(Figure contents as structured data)
* begin *

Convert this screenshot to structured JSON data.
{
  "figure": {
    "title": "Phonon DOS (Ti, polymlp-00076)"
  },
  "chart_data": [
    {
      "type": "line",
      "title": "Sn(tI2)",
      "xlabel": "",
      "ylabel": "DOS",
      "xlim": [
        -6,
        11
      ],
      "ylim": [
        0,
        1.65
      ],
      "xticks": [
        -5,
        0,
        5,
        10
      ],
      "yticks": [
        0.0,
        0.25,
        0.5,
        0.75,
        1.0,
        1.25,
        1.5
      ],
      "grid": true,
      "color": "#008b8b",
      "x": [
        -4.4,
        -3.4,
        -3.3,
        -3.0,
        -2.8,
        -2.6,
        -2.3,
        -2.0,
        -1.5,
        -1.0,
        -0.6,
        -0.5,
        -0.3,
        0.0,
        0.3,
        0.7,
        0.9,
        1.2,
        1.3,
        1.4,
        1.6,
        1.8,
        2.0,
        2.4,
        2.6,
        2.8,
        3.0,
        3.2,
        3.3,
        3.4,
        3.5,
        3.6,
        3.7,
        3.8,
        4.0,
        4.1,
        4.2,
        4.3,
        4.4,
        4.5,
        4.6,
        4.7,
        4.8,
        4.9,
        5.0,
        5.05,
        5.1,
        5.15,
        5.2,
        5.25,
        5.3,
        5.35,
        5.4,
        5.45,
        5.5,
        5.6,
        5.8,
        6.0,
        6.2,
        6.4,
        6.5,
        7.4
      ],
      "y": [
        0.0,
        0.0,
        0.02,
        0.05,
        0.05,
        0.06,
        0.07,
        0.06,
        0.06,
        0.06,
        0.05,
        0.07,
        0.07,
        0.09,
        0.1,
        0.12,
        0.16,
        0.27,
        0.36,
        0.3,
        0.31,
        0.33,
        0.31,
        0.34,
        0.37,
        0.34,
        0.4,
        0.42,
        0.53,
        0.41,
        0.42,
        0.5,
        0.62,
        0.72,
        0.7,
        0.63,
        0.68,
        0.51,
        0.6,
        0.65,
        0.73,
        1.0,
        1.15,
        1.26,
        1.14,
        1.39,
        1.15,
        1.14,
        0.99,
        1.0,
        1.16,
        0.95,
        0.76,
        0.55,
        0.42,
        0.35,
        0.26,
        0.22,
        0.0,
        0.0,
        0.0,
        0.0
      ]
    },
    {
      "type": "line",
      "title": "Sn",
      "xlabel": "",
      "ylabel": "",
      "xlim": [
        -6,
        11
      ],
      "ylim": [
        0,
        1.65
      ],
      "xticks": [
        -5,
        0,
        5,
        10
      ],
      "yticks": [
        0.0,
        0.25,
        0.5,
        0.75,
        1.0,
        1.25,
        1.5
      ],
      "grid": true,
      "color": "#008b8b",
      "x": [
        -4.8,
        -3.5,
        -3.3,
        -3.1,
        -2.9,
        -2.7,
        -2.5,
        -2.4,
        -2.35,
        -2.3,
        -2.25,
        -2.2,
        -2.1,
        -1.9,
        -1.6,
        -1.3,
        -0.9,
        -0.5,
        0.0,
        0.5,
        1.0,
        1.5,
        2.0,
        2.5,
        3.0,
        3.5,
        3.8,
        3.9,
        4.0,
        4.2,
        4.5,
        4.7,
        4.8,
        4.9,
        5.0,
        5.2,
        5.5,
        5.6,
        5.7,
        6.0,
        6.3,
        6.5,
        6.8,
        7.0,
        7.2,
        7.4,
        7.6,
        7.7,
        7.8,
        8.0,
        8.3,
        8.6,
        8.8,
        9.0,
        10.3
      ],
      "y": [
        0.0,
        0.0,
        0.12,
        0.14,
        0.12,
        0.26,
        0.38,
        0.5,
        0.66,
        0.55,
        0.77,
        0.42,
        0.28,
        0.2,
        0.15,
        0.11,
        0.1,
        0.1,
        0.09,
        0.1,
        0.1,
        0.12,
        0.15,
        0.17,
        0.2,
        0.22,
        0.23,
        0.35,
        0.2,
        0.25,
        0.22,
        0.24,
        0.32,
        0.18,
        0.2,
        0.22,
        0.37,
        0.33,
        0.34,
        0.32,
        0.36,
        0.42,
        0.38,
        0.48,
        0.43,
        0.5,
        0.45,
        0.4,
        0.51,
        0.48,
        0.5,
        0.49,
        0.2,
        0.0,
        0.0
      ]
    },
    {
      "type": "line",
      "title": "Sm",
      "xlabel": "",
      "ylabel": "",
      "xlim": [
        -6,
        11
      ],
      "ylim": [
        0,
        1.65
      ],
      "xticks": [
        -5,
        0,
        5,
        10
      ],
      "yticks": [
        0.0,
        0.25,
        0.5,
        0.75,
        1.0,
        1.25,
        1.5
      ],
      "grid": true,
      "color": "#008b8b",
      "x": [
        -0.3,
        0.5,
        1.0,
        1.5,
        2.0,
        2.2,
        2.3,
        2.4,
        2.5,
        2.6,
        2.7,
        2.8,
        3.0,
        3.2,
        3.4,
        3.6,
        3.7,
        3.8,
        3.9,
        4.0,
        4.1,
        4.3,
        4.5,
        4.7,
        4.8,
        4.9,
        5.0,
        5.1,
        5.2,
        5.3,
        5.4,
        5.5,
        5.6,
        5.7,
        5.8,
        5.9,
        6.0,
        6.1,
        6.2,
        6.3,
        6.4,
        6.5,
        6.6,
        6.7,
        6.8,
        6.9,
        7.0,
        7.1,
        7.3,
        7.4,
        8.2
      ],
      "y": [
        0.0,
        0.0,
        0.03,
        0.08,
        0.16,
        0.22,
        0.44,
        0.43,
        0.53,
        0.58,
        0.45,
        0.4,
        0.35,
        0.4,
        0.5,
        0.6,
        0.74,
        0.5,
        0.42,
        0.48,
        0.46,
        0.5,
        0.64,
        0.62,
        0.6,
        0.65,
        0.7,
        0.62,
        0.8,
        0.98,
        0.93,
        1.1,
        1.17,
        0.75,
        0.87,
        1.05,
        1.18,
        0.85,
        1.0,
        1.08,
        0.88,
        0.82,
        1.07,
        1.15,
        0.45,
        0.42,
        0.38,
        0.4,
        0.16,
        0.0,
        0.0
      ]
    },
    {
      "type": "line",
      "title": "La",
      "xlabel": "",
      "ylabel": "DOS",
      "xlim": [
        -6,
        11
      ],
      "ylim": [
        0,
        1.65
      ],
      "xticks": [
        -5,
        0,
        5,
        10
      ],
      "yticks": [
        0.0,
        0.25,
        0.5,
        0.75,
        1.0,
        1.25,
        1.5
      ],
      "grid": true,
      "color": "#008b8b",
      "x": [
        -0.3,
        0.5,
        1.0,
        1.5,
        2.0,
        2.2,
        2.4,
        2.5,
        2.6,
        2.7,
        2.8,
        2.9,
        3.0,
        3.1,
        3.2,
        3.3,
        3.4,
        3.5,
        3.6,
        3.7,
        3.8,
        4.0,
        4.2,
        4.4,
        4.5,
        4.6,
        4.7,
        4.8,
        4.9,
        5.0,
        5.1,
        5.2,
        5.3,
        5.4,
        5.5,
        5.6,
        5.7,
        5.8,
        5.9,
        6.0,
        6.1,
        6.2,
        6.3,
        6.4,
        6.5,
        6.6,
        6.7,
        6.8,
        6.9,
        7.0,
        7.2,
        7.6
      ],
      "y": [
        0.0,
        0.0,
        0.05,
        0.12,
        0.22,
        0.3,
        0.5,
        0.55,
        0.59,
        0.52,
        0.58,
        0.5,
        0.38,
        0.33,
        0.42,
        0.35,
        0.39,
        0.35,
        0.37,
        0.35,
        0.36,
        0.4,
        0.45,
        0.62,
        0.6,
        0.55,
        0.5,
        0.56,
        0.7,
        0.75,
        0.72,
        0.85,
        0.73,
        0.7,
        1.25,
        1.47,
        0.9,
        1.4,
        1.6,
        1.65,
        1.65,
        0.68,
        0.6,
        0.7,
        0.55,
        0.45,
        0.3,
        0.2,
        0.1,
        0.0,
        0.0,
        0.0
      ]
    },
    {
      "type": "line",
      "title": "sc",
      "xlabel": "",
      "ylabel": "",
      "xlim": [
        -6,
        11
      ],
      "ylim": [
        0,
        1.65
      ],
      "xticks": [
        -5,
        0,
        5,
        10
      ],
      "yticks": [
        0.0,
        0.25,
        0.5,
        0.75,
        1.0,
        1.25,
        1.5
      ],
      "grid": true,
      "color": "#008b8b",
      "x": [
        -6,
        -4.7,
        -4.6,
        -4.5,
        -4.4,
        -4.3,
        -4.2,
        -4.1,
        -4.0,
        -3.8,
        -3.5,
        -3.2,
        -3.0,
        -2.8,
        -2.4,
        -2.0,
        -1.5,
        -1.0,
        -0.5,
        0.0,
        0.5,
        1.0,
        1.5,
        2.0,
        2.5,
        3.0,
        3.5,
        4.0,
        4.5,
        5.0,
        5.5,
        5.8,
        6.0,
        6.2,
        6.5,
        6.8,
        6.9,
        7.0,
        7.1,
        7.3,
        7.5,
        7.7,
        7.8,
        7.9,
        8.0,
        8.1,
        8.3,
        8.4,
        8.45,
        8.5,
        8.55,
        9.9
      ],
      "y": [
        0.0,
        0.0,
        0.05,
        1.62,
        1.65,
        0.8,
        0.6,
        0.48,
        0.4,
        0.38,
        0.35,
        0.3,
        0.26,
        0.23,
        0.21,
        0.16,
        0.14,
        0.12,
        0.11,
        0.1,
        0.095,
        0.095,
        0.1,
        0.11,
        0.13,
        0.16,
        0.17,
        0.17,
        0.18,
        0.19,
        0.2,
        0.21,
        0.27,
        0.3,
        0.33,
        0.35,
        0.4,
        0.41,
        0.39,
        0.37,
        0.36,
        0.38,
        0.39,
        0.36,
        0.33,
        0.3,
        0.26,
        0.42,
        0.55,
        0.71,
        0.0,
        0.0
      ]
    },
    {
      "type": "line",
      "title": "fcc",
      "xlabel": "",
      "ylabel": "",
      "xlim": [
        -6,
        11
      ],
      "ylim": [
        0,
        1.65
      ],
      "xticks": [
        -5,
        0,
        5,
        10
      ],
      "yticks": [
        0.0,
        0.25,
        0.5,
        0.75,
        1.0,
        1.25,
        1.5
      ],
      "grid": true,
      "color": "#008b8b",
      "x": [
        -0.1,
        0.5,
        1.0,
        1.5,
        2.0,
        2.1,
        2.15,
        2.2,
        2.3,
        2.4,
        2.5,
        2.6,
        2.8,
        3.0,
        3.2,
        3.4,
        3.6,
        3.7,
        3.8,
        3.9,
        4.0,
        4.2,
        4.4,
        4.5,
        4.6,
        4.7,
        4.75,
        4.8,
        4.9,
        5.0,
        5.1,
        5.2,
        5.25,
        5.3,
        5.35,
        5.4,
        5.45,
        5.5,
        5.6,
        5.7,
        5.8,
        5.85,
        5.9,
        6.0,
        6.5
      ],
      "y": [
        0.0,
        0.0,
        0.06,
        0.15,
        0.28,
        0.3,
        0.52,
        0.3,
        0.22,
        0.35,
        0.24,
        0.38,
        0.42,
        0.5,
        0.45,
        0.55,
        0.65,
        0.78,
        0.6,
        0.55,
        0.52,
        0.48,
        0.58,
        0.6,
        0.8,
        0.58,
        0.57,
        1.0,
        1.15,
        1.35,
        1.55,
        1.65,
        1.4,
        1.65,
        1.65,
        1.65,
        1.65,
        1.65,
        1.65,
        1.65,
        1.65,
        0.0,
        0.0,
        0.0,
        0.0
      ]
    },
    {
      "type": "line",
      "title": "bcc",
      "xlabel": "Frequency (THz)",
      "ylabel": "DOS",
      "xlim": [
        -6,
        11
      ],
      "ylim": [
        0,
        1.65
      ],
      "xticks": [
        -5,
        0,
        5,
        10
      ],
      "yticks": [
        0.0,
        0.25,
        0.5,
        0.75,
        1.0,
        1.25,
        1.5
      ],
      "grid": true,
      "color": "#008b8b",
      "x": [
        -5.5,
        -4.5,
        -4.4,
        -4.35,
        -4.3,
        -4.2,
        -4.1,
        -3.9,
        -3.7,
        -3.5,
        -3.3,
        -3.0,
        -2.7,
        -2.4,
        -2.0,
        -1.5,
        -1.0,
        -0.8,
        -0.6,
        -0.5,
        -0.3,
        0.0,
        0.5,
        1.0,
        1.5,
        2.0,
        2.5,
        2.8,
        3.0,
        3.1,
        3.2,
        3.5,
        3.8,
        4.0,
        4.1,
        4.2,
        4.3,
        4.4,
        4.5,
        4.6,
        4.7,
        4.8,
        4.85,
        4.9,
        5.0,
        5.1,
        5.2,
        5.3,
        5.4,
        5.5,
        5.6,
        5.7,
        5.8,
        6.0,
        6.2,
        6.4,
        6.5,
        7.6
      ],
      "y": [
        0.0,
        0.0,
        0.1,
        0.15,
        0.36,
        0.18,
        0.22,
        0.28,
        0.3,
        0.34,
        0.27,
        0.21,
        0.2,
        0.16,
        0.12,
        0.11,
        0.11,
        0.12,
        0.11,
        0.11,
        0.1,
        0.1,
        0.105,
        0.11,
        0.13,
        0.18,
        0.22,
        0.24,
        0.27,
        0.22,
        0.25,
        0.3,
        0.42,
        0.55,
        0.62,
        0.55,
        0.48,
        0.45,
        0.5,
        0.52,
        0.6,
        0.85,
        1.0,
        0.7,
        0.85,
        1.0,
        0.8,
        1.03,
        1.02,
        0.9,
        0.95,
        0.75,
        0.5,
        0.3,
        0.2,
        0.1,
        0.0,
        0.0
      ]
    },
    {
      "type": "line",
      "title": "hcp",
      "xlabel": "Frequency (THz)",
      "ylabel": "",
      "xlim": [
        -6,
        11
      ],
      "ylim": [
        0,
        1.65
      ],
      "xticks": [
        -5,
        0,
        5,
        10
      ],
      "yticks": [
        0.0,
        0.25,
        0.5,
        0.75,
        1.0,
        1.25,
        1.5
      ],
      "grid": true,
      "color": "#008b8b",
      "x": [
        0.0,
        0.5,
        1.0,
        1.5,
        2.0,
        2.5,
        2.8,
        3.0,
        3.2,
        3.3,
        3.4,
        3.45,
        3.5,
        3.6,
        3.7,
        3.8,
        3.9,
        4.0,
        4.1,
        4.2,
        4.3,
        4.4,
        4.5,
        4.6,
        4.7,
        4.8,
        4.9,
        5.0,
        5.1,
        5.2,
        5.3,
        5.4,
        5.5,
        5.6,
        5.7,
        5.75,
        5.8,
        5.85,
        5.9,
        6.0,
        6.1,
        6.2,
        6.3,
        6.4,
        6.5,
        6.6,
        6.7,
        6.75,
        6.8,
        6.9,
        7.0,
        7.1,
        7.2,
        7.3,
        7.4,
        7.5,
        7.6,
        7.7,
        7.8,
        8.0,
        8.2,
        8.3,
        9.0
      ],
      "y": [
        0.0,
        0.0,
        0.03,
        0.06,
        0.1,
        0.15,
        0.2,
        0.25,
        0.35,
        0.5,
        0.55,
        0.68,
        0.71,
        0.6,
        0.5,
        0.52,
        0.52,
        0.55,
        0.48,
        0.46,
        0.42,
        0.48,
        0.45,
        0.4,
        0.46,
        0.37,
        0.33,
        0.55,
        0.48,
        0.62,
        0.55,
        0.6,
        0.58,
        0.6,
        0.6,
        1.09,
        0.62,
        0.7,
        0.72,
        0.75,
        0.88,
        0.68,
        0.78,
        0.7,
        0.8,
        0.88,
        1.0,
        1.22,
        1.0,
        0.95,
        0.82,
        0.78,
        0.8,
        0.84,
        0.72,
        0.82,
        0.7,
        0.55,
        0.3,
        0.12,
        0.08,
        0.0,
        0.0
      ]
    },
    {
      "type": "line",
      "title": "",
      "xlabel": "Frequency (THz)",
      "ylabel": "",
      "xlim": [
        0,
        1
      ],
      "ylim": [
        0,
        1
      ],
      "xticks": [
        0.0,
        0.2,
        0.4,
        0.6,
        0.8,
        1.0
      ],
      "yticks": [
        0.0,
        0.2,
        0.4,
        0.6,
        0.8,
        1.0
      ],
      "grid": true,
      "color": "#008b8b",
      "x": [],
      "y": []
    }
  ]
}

* end *

WORK INSTRUCTIONS
Find every line in the records above that holds the word "title", and copy each one.

OUTPUT FOR THIS TASK
    "title": "Phonon DOS (Ti, polymlp-00076)"
      "title": "Sn(tI2)",
      "title": "Sn",
      "title": "Sm",
      "title": "La",
      "title": "sc",
      "title": "fcc",
      "title": "bcc",
      "title": "hcp",
      "title": "",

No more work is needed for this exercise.